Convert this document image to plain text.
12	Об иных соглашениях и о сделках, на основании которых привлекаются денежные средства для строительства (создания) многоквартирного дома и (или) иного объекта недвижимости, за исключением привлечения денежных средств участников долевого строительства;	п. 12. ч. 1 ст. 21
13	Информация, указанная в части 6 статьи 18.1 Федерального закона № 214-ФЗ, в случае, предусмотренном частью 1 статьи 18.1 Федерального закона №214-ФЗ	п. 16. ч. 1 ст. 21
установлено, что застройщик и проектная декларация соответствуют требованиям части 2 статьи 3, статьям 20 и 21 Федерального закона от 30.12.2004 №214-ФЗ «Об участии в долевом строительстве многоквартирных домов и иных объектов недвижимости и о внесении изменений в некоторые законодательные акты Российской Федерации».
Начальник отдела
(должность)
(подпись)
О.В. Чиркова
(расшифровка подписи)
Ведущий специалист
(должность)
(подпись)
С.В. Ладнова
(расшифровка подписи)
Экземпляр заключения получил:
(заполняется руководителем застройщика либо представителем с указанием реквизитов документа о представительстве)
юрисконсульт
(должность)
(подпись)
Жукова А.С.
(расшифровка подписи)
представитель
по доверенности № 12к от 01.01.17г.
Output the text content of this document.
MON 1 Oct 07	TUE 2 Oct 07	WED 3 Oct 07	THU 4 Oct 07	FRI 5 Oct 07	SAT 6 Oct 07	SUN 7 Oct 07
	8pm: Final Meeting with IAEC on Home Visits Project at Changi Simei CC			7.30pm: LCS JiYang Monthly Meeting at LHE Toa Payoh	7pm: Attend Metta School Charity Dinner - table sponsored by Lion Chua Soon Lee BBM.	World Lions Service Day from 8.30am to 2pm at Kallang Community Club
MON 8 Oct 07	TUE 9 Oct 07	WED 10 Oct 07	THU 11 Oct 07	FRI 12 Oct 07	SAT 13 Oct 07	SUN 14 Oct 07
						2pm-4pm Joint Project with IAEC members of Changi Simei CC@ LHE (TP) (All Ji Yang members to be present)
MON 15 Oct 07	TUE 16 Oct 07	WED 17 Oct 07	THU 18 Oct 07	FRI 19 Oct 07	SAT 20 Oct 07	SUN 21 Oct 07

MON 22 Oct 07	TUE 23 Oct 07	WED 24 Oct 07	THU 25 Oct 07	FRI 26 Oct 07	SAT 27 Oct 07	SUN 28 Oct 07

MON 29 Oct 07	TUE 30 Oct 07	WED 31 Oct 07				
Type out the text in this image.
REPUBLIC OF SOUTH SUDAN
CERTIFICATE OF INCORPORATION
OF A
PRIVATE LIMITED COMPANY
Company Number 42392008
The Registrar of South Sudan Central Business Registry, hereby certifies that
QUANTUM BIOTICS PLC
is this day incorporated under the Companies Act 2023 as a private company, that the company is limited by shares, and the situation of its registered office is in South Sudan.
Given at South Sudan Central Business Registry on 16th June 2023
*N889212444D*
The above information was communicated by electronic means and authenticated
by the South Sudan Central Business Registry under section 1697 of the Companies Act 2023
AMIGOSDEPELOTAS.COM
○ ○ ○ ○
WHAT THE TASK REQUIRES: Answer with one number only: how many lines above contain the word "Project".

EXERCISE ANSWER: 2